AIM OF THE EXERCISE —
Copy all of the material exactly. Pictures are not to appear in the copy.

Start PROVIDED MATERIAL

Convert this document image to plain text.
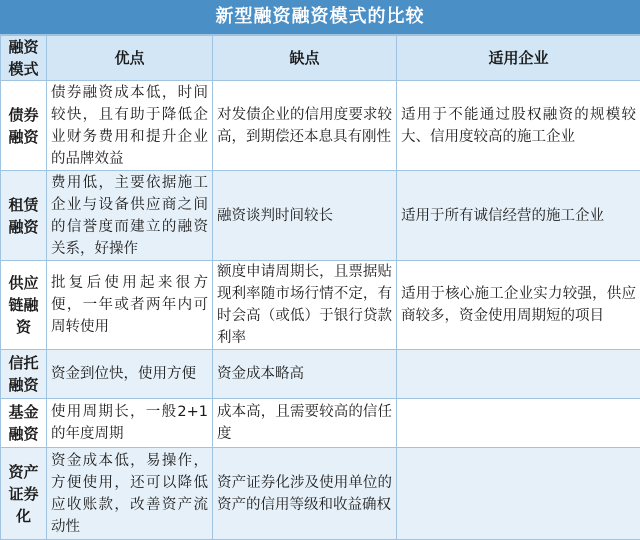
新型融资融资模式的比较
融资模式	优点	缺点	适用企业
债券融资	债券融资成本低，时间较快，且有助于降低企业财务费用和提升企业的品牌效益	对发债企业的信用度要求较高，到期偿还本息具有刚性	适用于不能通过股权融资的规模较大、信用度较高的施工企业
租赁融资	费用低，主要依据施工企业与设备供应商之间的信誉度而建立的融资关系，好操作	融资谈判时间较长	适用于所有诚信经营的施工企业
供应链融资	批复后使用起来很方便，一年或者两年内可周转使用	额度申请周期长，且票据贴现利率随市场行情不定，有时会高（或低）于银行贷款利率	适用于核心施工企业实力较强，供应商较多，资金使用周期短的项目
信托融资	资金到位快，使用方便	资金成本略高	
基金融资	使用周期长，一般2+1 的年度周期	成本高，且需要较高的信任度	
资产证券化	资金成本低，易操作，方便使用，还可以降低应收账款，改善资产流动性	资产证券化涉及使用单位的资产的信用等级和收益确权	
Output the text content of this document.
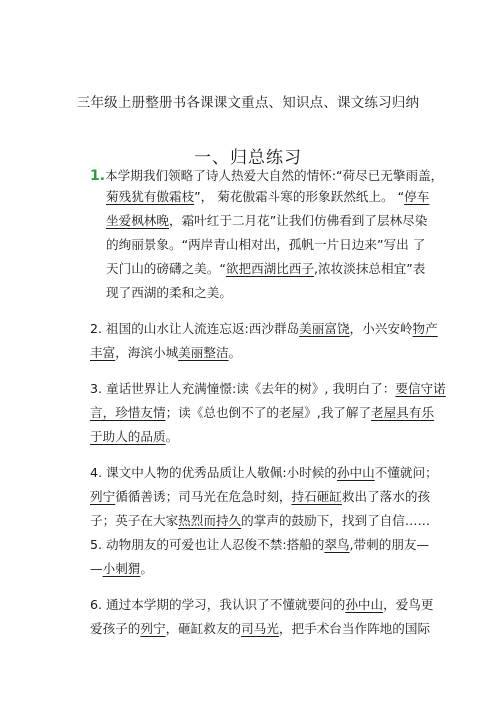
三年级上册整册书各课课文重点、知识点、课文练习归纳
一、归总练习
1.本学期我们领略了诗人热爱大自然的情怀:“荷尽已无擎雨盖，
菊残犹有傲霜枝”， 菊花傲霜斗寒的形象跃然纸上。 “停车
坐爱枫林晚，霜叶红于二月花”让我们仿佛看到了层林尽染
的绚丽景象。“两岸青山相对出，孤帆一片日边来”写出 了
天门山的磅礴之美。“欲把西湖比西子,浓妆淡抹总相宜”表
现了西湖的柔和之美。
2. 祖国的山水让人流连忘返:西沙群岛美丽富饶，小兴安岭物产
丰富，海滨小城美丽整洁。
3. 童话世界让人充满憧憬:读《去年的树》, 我明白了：要信守诺
言，珍惜友情；读《总也倒不了的老屋》,我了解了老屋具有乐
于助人的品质。
4. 课文中人物的优秀品质让人敬佩:小时候的孙中山不懂就问；
列宁循循善诱；司马光在危急时刻，持石砸缸救出了落水的孩
子；英子在大家热烈而持久的掌声的鼓励下，找到了自信……
5. 动物朋友的可爱也让人忍俊不禁:搭船的翠鸟,带刺的朋友—
—小刺猬。
6. 通过本学期的学习，我认识了不懂就要问的孙中山，爱鸟更
爱孩子的列宁，砸缸救友的司马光，把手术台当作阵地的国际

End PROVIDED MATERIAL

EXPECTED ANSWER —
Convert this document image to plain text.
新型融资融资模式的比较
融资模式	优点	缺点	适用企业
债券融资	债券融资成本低，时间较快，且有助于降低企业财务费用和提升企业的品牌效益	对发债企业的信用度要求较高，到期偿还本息具有刚性	适用于不能通过股权融资的规模较大、信用度较高的施工企业
租赁融资	费用低，主要依据施工企业与设备供应商之间的信誉度而建立的融资关系，好操作	融资谈判时间较长	适用于所有诚信经营的施工企业
供应链融资	批复后使用起来很方便，一年或者两年内可周转使用	额度申请周期长，且票据贴现利率随市场行情不定，有时会高（或低）于银行贷款利率	适用于核心施工企业实力较强，供应商较多，资金使用周期短的项目
信托融资	资金到位快，使用方便	资金成本略高	
基金融资	使用周期长，一般2+1 的年度周期	成本高，且需要较高的信任度	
资产证券化	资金成本低，易操作，方便使用，还可以降低应收账款，改善资产流动性	资产证券化涉及使用单位的资产的信用等级和收益确权	
Output the text content of this document.
三年级上册整册书各课课文重点、知识点、课文练习归纳
一、归总练习
1.本学期我们领略了诗人热爱大自然的情怀:“荷尽已无擎雨盖，
菊残犹有傲霜枝”， 菊花傲霜斗寒的形象跃然纸上。 “停车
坐爱枫林晚，霜叶红于二月花”让我们仿佛看到了层林尽染
的绚丽景象。“两岸青山相对出，孤帆一片日边来”写出 了
天门山的磅礴之美。“欲把西湖比西子,浓妆淡抹总相宜”表
现了西湖的柔和之美。
2. 祖国的山水让人流连忘返:西沙群岛美丽富饶，小兴安岭物产
丰富，海滨小城美丽整洁。
3. 童话世界让人充满憧憬:读《去年的树》, 我明白了：要信守诺
言，珍惜友情；读《总也倒不了的老屋》,我了解了老屋具有乐
于助人的品质。
4. 课文中人物的优秀品质让人敬佩:小时候的孙中山不懂就问；
列宁循循善诱；司马光在危急时刻，持石砸缸救出了落水的孩
子；英子在大家热烈而持久的掌声的鼓励下，找到了自信……
5. 动物朋友的可爱也让人忍俊不禁:搭船的翠鸟,带刺的朋友—
—小刺猬。
6. 通过本学期的学习，我认识了不懂就要问的孙中山，爱鸟更
爱孩子的列宁，砸缸救友的司马光，把手术台当作阵地的国际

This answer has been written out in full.